Note how many lines include the word "docstring", and give that number by itself.

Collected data

══════

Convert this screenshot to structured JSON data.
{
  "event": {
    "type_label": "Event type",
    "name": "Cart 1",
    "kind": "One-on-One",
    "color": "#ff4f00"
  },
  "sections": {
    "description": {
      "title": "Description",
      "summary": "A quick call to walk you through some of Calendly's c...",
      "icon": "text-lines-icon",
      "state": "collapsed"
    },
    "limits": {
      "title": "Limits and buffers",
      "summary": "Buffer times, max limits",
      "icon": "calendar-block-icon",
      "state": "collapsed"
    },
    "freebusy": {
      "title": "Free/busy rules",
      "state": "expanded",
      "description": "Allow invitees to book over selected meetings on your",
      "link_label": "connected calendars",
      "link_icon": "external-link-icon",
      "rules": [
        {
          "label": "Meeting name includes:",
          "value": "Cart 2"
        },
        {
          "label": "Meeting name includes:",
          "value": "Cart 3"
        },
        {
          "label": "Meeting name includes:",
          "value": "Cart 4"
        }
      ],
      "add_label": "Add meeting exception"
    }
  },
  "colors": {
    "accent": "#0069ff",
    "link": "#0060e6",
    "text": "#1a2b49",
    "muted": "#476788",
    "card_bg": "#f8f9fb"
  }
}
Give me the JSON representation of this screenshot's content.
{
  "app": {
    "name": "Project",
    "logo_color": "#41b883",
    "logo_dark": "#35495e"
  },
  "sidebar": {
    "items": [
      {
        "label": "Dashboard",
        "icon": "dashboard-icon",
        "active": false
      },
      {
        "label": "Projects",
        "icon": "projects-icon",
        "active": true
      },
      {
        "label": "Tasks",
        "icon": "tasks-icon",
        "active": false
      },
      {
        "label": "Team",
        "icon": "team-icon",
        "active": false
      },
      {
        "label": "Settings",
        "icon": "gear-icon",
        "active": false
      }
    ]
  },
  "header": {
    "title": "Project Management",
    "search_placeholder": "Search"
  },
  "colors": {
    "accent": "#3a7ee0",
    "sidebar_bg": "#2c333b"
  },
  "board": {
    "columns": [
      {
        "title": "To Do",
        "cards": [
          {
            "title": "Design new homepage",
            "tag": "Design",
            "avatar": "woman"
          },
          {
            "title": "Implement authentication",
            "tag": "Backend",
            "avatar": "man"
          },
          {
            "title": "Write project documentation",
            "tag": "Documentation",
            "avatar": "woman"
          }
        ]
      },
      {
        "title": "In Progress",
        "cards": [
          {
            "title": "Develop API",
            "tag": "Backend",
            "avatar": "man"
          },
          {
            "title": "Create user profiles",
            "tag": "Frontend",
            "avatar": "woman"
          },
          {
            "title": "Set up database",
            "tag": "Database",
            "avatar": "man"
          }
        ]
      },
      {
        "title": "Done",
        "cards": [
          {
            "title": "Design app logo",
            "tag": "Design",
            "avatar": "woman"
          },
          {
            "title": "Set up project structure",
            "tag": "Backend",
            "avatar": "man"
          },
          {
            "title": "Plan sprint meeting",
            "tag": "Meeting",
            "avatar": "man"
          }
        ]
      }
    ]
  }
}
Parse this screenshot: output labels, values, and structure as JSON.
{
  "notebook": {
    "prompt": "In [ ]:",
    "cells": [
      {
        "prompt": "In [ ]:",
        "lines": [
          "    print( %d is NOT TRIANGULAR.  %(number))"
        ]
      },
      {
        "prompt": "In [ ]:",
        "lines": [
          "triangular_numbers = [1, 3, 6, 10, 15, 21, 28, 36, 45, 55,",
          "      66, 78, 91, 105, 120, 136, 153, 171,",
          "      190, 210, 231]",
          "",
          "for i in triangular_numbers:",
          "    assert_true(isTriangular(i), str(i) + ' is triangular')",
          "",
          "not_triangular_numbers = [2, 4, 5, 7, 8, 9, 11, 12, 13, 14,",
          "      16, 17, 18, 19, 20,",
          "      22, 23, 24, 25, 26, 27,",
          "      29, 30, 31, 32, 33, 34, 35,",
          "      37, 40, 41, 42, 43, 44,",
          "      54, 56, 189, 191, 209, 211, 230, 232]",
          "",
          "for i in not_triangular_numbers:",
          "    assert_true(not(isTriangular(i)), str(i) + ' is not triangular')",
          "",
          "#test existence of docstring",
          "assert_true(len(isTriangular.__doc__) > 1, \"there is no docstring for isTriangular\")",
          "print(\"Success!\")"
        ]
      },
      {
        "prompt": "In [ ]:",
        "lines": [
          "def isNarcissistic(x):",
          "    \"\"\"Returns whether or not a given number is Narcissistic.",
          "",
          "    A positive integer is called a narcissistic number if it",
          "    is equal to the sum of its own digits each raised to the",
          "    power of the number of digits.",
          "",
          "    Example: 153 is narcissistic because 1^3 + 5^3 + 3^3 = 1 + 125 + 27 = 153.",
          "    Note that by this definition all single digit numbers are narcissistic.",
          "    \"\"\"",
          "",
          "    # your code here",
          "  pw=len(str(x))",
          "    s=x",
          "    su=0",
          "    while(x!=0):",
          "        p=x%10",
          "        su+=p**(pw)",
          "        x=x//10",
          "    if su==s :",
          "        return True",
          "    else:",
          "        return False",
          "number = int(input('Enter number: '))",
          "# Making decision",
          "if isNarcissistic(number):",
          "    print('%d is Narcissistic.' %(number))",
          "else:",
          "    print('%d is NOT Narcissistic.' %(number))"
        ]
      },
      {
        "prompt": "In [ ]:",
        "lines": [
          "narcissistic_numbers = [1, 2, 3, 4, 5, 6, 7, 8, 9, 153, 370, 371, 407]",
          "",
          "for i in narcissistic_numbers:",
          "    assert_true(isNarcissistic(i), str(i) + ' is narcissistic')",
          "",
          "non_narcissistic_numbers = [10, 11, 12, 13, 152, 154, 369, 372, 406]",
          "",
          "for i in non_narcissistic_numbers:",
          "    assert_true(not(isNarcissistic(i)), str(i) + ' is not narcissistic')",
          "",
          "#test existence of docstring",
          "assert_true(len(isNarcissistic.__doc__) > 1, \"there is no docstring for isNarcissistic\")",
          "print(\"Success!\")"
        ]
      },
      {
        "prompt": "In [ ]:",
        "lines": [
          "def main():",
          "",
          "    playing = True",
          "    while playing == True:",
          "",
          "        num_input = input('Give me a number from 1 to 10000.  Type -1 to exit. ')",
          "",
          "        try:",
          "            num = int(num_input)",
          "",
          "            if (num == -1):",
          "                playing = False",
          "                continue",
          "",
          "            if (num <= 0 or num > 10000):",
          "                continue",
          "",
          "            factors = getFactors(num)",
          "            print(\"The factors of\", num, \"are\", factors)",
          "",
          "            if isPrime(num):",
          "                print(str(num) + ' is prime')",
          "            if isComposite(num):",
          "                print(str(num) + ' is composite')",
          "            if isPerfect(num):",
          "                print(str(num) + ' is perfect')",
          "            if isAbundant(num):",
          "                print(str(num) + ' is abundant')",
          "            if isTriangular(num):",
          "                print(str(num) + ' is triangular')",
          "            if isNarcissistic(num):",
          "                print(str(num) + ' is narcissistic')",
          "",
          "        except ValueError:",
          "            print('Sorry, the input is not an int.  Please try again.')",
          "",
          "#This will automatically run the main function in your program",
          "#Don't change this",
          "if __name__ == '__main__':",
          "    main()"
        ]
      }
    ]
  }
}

══════

= RESPONSE TO THIS TASK =
4